# PROBLEM:
Below are some records. Copy every line in them that holds "river".

# RECORDS SUPPLIED:
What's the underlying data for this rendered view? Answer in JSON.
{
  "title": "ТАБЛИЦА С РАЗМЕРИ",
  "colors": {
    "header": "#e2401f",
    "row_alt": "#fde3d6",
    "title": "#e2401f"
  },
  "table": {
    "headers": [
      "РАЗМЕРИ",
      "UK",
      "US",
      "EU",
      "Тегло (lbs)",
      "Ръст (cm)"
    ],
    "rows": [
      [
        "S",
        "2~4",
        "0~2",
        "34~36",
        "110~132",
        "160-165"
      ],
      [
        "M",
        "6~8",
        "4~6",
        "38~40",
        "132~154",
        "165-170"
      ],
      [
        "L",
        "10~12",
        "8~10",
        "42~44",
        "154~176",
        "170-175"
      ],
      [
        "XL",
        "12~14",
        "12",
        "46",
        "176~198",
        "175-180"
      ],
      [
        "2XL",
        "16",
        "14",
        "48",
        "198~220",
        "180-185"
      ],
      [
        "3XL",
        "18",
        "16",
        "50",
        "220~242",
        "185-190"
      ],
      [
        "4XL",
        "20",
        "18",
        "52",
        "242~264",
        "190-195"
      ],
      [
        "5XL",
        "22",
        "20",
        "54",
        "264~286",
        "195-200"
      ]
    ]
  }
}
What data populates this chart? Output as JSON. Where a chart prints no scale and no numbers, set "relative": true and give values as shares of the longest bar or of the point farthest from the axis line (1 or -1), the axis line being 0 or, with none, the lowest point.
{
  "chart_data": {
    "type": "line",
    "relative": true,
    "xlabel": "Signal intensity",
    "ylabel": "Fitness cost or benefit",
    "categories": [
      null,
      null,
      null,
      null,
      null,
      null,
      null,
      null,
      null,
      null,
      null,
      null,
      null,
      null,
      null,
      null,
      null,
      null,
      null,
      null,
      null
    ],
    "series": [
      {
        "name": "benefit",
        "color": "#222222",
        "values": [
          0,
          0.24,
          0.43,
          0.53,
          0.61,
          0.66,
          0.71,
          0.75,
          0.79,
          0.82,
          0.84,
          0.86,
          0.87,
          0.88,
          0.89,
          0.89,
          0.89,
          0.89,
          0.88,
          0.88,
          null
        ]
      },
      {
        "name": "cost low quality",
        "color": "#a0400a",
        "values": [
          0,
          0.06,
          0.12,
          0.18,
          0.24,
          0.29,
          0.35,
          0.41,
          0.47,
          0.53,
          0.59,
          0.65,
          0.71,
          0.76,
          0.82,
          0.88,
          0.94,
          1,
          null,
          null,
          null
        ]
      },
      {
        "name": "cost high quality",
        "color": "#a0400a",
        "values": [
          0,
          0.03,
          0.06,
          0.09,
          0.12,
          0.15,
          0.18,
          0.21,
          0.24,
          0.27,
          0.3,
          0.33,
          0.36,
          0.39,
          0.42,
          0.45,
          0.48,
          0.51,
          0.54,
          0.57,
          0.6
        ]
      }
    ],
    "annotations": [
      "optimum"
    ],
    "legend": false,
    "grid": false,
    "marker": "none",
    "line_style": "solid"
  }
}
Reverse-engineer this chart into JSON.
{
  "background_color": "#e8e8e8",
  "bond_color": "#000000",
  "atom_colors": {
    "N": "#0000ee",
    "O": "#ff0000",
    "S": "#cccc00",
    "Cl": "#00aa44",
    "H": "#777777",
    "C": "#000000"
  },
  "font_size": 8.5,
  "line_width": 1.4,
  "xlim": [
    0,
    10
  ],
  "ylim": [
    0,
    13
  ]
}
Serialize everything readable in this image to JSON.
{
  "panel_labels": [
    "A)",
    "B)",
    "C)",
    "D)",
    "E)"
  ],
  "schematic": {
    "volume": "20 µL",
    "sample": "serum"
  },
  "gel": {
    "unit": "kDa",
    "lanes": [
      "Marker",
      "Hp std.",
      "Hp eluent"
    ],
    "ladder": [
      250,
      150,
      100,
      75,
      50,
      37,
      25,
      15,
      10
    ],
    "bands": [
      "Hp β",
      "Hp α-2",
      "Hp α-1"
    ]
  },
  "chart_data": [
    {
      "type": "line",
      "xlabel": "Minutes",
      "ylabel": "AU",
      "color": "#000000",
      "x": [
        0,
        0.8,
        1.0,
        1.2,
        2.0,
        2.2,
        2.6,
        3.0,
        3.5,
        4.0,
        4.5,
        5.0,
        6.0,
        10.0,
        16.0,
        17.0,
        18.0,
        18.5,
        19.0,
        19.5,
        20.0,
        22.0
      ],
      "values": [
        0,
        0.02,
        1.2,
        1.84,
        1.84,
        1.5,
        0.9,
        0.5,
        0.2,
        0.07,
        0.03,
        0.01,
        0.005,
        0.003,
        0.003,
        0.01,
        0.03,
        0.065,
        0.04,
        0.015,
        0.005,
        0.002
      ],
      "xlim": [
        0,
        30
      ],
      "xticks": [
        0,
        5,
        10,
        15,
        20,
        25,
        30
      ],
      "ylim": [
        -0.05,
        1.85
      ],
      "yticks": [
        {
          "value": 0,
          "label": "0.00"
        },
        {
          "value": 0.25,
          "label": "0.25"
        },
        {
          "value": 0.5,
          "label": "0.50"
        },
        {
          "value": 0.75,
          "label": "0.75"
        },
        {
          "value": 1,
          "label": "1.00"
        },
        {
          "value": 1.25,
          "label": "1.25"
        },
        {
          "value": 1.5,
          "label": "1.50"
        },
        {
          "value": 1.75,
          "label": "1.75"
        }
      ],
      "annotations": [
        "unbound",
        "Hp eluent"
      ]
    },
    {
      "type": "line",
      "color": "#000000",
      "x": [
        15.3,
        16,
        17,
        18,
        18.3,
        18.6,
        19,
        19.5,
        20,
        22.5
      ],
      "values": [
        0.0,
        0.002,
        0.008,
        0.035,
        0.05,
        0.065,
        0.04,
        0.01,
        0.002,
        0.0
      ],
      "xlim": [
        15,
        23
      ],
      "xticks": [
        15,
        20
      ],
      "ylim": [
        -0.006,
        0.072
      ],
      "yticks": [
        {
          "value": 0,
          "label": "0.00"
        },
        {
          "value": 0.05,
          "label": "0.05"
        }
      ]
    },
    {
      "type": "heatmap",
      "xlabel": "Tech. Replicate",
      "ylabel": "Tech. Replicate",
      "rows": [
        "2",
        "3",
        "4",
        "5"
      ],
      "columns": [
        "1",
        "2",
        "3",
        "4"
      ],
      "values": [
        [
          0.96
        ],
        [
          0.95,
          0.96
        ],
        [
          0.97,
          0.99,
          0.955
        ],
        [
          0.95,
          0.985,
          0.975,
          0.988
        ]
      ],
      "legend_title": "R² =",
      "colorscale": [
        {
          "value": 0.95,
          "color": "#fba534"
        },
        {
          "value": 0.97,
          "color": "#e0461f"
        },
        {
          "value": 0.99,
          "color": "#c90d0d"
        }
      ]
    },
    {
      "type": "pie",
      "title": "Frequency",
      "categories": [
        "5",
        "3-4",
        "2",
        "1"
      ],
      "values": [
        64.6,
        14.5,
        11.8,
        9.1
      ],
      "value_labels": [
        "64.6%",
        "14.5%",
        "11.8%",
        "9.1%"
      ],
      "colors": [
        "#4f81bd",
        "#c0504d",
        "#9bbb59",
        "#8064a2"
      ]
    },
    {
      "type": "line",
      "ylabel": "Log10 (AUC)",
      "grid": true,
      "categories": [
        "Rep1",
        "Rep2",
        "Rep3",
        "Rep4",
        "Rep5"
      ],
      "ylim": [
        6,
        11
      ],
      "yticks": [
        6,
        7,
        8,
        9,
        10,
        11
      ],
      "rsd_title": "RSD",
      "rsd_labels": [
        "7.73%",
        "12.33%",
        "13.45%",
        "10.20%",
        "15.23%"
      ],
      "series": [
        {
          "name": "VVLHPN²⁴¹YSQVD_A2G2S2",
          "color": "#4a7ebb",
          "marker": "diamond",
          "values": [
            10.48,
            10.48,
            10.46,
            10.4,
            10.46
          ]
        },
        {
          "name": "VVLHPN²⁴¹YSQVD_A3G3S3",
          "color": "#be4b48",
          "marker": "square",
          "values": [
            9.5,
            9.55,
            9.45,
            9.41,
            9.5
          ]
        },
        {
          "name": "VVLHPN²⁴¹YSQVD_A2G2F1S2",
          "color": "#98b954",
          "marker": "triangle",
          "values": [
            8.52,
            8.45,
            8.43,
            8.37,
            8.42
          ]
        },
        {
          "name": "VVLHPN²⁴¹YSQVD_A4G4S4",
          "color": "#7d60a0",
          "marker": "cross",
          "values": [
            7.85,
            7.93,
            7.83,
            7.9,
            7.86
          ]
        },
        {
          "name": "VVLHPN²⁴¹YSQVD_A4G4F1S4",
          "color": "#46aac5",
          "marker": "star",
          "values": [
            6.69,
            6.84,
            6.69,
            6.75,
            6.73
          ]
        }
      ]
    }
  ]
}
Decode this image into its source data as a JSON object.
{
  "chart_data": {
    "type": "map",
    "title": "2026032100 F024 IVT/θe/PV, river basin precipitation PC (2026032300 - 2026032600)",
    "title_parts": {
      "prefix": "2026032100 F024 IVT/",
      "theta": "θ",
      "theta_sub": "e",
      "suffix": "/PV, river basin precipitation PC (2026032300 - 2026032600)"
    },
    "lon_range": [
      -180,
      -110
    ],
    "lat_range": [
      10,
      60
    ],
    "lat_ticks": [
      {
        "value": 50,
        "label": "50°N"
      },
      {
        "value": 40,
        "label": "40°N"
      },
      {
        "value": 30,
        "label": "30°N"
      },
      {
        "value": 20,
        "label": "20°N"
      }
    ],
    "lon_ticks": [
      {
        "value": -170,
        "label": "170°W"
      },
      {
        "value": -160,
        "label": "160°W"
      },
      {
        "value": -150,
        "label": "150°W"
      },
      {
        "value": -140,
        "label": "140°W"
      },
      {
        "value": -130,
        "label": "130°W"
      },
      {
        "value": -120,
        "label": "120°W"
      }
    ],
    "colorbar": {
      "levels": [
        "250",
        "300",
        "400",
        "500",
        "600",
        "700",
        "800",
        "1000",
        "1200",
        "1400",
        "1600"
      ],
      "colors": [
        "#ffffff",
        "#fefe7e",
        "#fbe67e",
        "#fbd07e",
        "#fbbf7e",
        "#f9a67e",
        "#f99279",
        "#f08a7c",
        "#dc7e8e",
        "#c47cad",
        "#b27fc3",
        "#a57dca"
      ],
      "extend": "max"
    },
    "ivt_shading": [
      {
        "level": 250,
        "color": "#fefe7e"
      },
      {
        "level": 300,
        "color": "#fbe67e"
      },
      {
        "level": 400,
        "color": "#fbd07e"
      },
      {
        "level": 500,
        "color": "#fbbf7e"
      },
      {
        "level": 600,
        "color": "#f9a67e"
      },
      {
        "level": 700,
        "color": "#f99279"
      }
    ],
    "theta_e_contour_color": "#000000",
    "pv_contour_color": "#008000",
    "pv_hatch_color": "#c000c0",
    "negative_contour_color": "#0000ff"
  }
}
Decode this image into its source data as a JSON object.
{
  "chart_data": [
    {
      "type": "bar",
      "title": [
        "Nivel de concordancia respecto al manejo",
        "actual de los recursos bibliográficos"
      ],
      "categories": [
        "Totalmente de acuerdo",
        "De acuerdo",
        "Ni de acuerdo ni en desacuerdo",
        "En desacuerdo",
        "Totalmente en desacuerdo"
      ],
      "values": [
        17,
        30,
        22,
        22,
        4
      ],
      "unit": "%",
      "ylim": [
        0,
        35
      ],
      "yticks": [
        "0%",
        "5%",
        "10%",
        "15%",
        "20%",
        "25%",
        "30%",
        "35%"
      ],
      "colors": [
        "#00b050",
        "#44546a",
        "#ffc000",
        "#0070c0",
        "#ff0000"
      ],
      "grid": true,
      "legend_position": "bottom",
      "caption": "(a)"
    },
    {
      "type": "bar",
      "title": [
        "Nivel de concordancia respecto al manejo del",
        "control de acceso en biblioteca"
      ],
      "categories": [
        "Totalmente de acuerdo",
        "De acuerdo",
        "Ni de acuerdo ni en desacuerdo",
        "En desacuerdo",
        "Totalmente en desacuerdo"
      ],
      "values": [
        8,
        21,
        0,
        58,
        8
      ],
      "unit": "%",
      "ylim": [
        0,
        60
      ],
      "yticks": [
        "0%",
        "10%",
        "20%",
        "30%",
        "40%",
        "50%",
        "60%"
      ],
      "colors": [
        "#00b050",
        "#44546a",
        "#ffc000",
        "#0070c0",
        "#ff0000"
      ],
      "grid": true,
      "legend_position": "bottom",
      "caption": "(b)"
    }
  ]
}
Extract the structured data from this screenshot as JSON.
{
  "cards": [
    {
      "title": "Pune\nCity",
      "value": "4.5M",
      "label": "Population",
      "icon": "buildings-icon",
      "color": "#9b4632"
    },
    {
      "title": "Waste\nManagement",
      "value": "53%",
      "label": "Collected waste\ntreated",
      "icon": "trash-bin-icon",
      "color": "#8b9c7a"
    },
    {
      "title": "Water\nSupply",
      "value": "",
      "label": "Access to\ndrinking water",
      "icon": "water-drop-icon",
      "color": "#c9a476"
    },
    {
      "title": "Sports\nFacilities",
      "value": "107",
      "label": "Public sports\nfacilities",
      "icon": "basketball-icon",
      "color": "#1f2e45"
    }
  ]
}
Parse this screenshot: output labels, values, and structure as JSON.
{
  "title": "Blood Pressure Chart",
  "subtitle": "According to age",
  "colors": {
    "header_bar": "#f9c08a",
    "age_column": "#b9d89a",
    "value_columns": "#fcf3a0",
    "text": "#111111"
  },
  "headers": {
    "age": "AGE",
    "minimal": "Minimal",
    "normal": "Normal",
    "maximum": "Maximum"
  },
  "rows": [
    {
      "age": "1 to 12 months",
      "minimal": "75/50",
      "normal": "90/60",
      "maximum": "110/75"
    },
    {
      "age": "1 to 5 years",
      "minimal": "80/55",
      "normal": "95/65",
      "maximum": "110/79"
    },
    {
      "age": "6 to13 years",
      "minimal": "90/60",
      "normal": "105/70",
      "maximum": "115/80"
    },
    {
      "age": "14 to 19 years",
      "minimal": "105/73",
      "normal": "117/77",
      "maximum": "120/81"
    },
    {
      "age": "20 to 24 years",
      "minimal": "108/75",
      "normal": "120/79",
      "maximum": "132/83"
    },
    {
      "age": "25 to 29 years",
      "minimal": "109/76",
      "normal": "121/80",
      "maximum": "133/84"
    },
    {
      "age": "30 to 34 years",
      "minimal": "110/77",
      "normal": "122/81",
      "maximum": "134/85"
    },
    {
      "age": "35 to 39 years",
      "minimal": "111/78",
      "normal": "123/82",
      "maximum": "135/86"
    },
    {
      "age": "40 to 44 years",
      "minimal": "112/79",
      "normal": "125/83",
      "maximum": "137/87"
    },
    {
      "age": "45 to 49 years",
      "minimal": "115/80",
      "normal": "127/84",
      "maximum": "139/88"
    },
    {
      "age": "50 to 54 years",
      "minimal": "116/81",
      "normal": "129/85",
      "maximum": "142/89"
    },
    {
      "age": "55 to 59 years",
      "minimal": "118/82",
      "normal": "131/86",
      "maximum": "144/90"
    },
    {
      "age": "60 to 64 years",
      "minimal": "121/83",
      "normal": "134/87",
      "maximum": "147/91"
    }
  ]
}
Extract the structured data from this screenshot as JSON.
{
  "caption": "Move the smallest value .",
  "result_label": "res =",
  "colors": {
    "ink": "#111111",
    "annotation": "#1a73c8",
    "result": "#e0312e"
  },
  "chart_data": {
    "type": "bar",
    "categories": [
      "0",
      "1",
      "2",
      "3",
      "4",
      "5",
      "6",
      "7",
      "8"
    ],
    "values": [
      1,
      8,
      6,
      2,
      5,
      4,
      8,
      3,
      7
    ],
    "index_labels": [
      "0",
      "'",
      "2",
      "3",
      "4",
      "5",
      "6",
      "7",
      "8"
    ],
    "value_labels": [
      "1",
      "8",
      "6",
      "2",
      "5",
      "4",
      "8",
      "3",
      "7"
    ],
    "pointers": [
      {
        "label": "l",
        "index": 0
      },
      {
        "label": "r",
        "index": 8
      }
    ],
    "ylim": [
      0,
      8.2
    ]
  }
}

# FINAL RESULT:
    "title": "2026032100 F024 IVT/θe/PV, river basin precipitation PC (2026032300 - 2026032600)",
      "suffix": "/PV, river basin precipitation PC (2026032300 - 2026032600)"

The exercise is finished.